Stated problem
Pick out and copy every line below that has the word "Nuestro".

Records contained in a dataset:
>>>
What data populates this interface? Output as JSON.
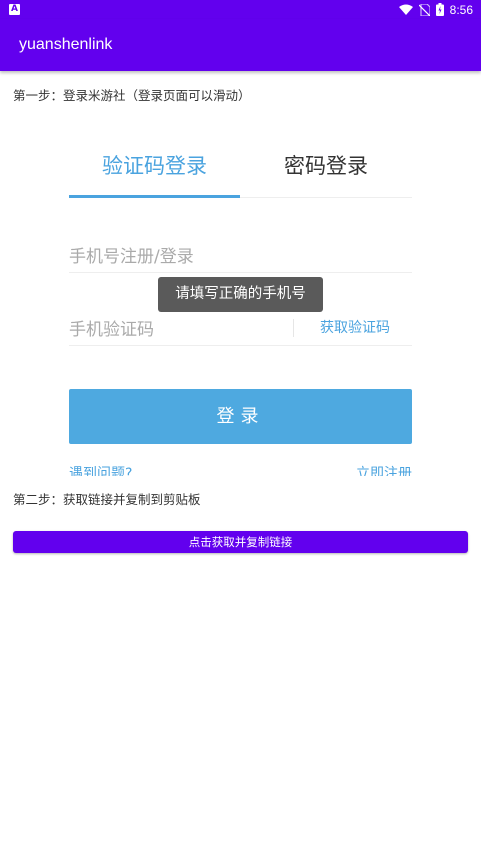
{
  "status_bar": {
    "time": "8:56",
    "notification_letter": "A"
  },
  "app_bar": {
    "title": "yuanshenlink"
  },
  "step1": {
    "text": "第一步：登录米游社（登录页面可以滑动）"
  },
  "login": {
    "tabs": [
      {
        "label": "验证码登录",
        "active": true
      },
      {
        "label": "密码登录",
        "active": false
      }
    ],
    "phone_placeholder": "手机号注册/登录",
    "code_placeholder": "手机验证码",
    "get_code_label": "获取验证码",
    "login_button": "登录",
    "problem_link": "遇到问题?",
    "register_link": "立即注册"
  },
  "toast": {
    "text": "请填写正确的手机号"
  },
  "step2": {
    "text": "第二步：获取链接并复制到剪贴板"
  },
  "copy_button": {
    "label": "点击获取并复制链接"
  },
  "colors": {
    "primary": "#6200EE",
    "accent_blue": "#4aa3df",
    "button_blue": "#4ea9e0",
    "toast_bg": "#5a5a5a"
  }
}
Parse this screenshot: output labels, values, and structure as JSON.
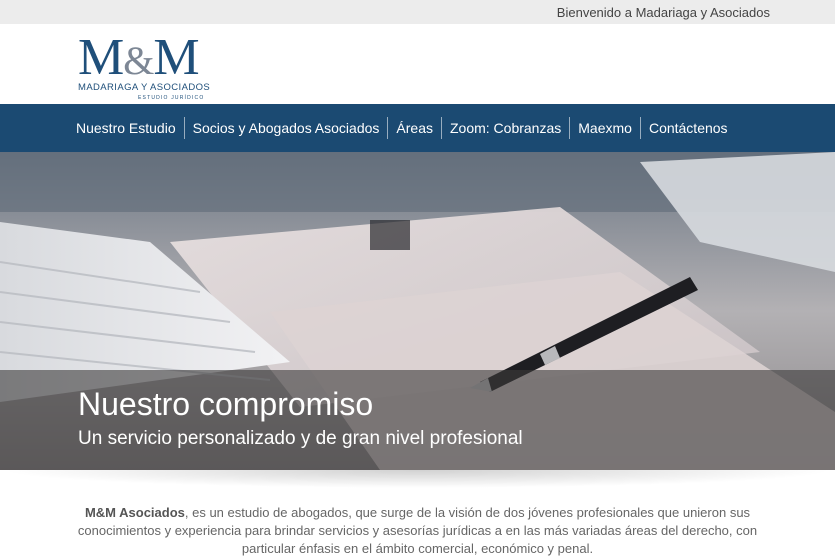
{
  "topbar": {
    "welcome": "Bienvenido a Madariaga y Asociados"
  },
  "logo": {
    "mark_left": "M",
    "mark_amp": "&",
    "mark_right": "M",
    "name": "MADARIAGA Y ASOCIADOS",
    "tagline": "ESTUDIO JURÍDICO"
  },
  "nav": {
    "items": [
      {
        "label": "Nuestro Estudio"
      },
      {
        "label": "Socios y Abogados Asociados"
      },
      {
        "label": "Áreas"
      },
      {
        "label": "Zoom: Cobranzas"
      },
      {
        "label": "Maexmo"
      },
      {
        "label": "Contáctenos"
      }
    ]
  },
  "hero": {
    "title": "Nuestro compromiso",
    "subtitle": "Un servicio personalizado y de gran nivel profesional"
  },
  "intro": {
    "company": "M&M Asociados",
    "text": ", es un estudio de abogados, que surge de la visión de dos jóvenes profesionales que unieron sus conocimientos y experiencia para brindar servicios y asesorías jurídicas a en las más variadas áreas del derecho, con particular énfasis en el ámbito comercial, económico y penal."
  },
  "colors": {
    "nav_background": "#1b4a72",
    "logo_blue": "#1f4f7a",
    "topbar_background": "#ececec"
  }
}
<<<
>>>
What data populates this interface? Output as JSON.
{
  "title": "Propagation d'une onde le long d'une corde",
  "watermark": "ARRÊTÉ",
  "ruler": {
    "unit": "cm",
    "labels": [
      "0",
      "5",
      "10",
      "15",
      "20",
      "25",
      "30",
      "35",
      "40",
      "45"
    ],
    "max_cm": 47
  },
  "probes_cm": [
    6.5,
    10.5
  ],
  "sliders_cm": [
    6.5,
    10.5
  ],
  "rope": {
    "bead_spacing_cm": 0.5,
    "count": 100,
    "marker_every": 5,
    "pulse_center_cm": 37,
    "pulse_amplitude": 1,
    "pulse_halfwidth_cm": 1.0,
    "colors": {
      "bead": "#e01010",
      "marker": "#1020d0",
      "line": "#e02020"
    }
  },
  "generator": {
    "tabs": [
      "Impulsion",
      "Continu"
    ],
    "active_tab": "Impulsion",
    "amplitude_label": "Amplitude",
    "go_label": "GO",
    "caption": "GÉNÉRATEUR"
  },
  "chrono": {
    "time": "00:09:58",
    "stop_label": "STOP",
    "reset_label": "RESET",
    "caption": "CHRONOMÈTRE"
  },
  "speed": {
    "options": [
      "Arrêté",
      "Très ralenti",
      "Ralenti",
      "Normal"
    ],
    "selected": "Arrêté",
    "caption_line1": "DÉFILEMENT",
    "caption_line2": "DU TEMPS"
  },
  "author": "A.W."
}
<<<
Problem solution
        "label": "Nuestro Estudio"
    "title": "Nuestro compromiso",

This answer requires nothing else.